- TASK STATEMENT -
Take each line in the entries below that holds "number" and show it.

Start of LISTED ENTRIES

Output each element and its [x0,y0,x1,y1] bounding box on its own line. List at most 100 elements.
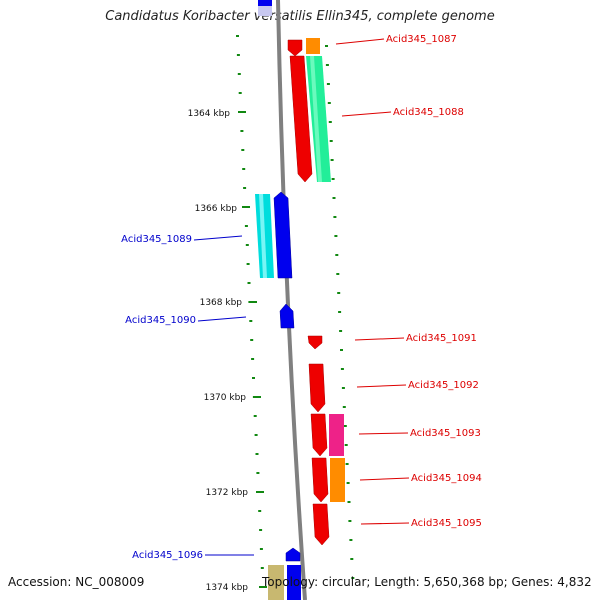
gene-label-acid345-1088[interactable]: Acid345_1088 [393,107,464,118]
scale-tick-label: 1368 kbp [200,298,243,308]
track-dot [339,330,343,332]
leader-line-1093 [358,432,409,435]
gene-label-acid345-1087[interactable]: Acid345_1087 [386,34,457,45]
track-dot [329,140,333,142]
gene-acid345-1088[interactable] [289,55,331,183]
track-dot [327,102,331,104]
gene-acid345-1095[interactable] [312,503,330,546]
track-dot [348,520,352,522]
gene-acid345-1096[interactable] [285,547,301,562]
track-dot [328,121,332,123]
track-dot [343,425,347,427]
track-dot [350,558,354,560]
gene-acid345-1087[interactable] [287,38,320,57]
track-dot [331,178,335,180]
track-dot [338,311,342,313]
track-dot [244,225,248,227]
gene-block-bottom-khaki [268,565,284,600]
track-dot [325,64,329,66]
track-dot [250,339,254,341]
leader-line-1089 [193,235,243,241]
leader-line-1088 [341,111,392,117]
leader-line-1087 [335,38,385,45]
track-dot [340,368,344,370]
track-dot [330,159,334,161]
track-dot [236,54,240,56]
gene-label-acid345-1090[interactable]: Acid345_1090 [125,315,196,326]
track-dot [326,83,330,85]
track-dot [340,349,343,351]
track-dot [242,168,246,170]
leader-line-1094 [359,477,410,481]
track-dot [251,358,255,360]
track-dot [247,282,251,284]
gene-acid345-1093[interactable] [310,413,344,457]
track-dot [255,453,259,455]
track-dot [246,263,250,265]
genome-backbone [276,0,307,600]
gene-acid345-1092[interactable] [308,363,326,413]
gene-label-acid345-1094[interactable]: Acid345_1094 [411,473,482,484]
track-dot [337,292,341,294]
scale-ticks [238,111,267,588]
track-dot [325,45,328,47]
track-dot [240,130,244,132]
track-dot [342,406,346,408]
track-dot [260,567,264,569]
track-dot [345,463,349,465]
track-dot [347,501,351,503]
track-dot [341,387,345,389]
track-dot [333,216,337,218]
gene-label-acid345-1092[interactable]: Acid345_1092 [408,380,479,391]
leader-line-1092 [356,384,407,388]
topology-text: Topology: circular; Length: 5,650,368 bp… [262,575,592,589]
scale-tick-label: 1366 kbp [195,204,238,214]
track-dot [237,73,241,75]
track-dot [238,92,242,94]
gene-acid345-1094[interactable] [311,457,345,503]
track-dot [254,434,258,436]
track-dot [249,320,253,322]
leader-line-1095 [360,522,410,525]
accession-text: Accession: NC_008009 [8,575,145,589]
track-dot [253,415,257,417]
gene-block-bottom-blue [287,565,301,600]
gene-label-acid345-1091[interactable]: Acid345_1091 [406,333,477,344]
track-dot [252,377,255,379]
track-dot [346,482,350,484]
leader-line-1090 [197,316,247,322]
gene-acid345-1089[interactable] [255,191,293,279]
gene-label-acid345-1089[interactable]: Acid345_1089 [121,234,192,245]
track-dot [245,244,249,246]
track-dot [241,149,245,151]
gene-label-acid345-1096[interactable]: Acid345_1096 [132,550,203,561]
track-dot [351,577,355,579]
gene-acid345-1090[interactable] [279,303,295,329]
track-dot [259,529,263,531]
scale-tick-label: 1372 kbp [206,488,249,498]
track-dot [243,187,247,189]
gene-block-top-blue [258,0,272,6]
track-dot [335,254,339,256]
track-dot [332,197,336,199]
track-dot [336,273,340,275]
track-dot [258,510,262,512]
leader-line-1091 [354,337,405,341]
track-dot [256,472,260,474]
track-dot [344,444,348,446]
scale-tick-label: 1374 kbp [206,583,249,593]
track-dot [349,539,353,541]
gene-label-acid345-1093[interactable]: Acid345_1093 [410,428,481,439]
gene-block-top-light [258,6,272,16]
dotted-tracks [236,35,355,588]
track-dot [334,235,338,237]
gene-acid345-1091[interactable] [307,335,323,350]
gene-label-acid345-1095[interactable]: Acid345_1095 [411,518,482,529]
track-dot [236,35,239,37]
track-dot [259,548,263,550]
scale-tick-label: 1370 kbp [204,393,247,403]
scale-tick-label: 1364 kbp [188,109,231,119]
genome-title: Candidatus Koribacter versatilis Ellin34… [105,9,495,24]
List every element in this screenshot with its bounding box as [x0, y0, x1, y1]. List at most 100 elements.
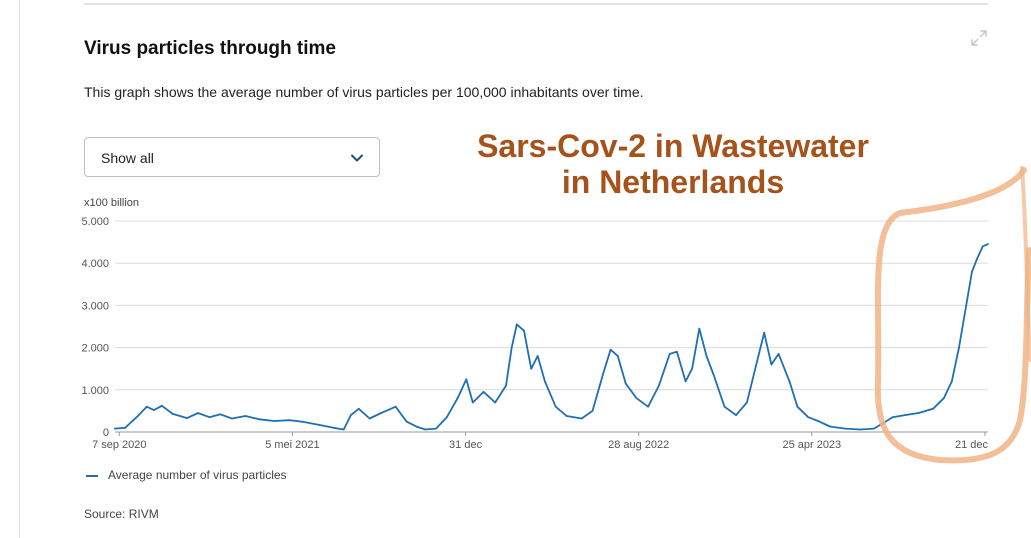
data-point [405, 420, 408, 423]
data-point [161, 404, 163, 407]
period-select-value: Show all [101, 150, 154, 166]
data-point [859, 428, 862, 431]
expand-icon[interactable] [970, 29, 988, 47]
data-point [735, 414, 737, 416]
data-point [763, 331, 766, 334]
data-point [515, 323, 518, 326]
data-point [171, 413, 174, 415]
data-point [435, 427, 437, 430]
data-point [829, 425, 831, 428]
x-axis: 7 sep 2020 5 mei 2021 31 dec 28 aug 2022 25 … [92, 432, 988, 451]
data-point [958, 346, 960, 349]
chevron-down-icon [351, 154, 363, 162]
data-point [544, 380, 546, 383]
data-point [635, 397, 638, 400]
data-point [705, 355, 708, 357]
card-left-border [19, 0, 20, 538]
data-point [723, 405, 726, 408]
data-point [602, 372, 605, 374]
data-point [288, 419, 291, 422]
data-point [788, 380, 791, 383]
series-layer [114, 243, 989, 431]
period-select[interactable]: Show all [84, 137, 380, 177]
data-point [796, 405, 799, 408]
data-point [873, 427, 875, 430]
data-point [942, 397, 945, 400]
data-point [807, 416, 810, 419]
data-point [565, 415, 568, 417]
annotation-line-1: Sars-Cov-2 in Wastewater [477, 128, 869, 164]
data-point [124, 426, 126, 429]
x-tick-label: 21 dec [955, 439, 989, 451]
data-point [844, 427, 846, 430]
y-tick-label: 1.000 [81, 385, 109, 397]
data-point [580, 417, 583, 420]
data-point [691, 367, 693, 370]
source-note: Source: RIVM [84, 507, 159, 521]
data-point [332, 426, 335, 429]
data-point [976, 258, 978, 260]
y-tick-label: 5.000 [81, 216, 109, 228]
data-point [891, 416, 894, 419]
data-point [971, 270, 973, 273]
data-point [986, 243, 989, 246]
x-tick-label: 28 aug 2022 [608, 439, 669, 451]
data-point [818, 420, 820, 423]
x-tick-label: 31 dec [449, 439, 483, 451]
data-point [917, 412, 920, 414]
card-description: This graph shows the average number of v… [84, 84, 644, 100]
data-point [523, 329, 525, 332]
data-point [932, 407, 934, 410]
data-point [684, 380, 687, 383]
card-top-divider [84, 3, 988, 5]
data-point [471, 401, 474, 404]
data-point [456, 397, 459, 400]
data-point [591, 410, 594, 412]
card-title: Virus particles through time [84, 38, 336, 59]
data-point [712, 374, 715, 376]
data-point [317, 423, 320, 426]
data-point [394, 405, 397, 408]
data-point [424, 428, 427, 431]
data-point [770, 363, 773, 366]
data-point [445, 416, 448, 419]
data-point [950, 380, 953, 383]
chart-grid [115, 220, 988, 433]
data-point [658, 384, 660, 387]
y-tick-label: 0 [103, 427, 109, 439]
annotation-highlight [874, 166, 1031, 464]
data-point [231, 417, 233, 420]
y-tick-label: 3.000 [81, 300, 109, 312]
x-tick-label: 7 sep 2020 [92, 439, 146, 451]
data-point [416, 426, 419, 428]
data-point [668, 353, 671, 355]
data-point [114, 427, 116, 430]
data-point [153, 409, 155, 411]
data-point [965, 304, 968, 307]
data-point [676, 350, 678, 353]
y-tick-label: 4.000 [81, 258, 109, 270]
legend-label: Average number of virus particles [108, 468, 287, 482]
data-point [536, 355, 539, 357]
data-point [981, 245, 984, 248]
data-point [219, 413, 222, 416]
data-point [342, 428, 345, 431]
data-point [465, 378, 468, 381]
data-point [505, 384, 507, 387]
x-tick-label: 5 mei 2021 [265, 439, 319, 451]
annotation-line-2: in Netherlands [561, 164, 785, 200]
series-line [114, 243, 989, 431]
data-point [186, 417, 189, 419]
data-point [244, 415, 247, 417]
data-point [273, 420, 276, 422]
data-point [482, 391, 485, 393]
data-point [746, 401, 748, 404]
annotation-title: Sars-Cov-2 in Wastewater in Netherlands [440, 128, 906, 200]
y-axis-unit: x100 billion [84, 197, 139, 209]
data-point [530, 367, 533, 370]
data-point [368, 417, 371, 420]
data-point [777, 353, 780, 355]
x-tick-label: 25 apr 2023 [782, 439, 841, 451]
data-point [757, 355, 760, 357]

End of LISTED ENTRIES

- EXERCISE ANSWER -
card-description: This graph shows the average number of v… [84, 84, 644, 100]
legend-label: Average number of virus particles [108, 468, 287, 482]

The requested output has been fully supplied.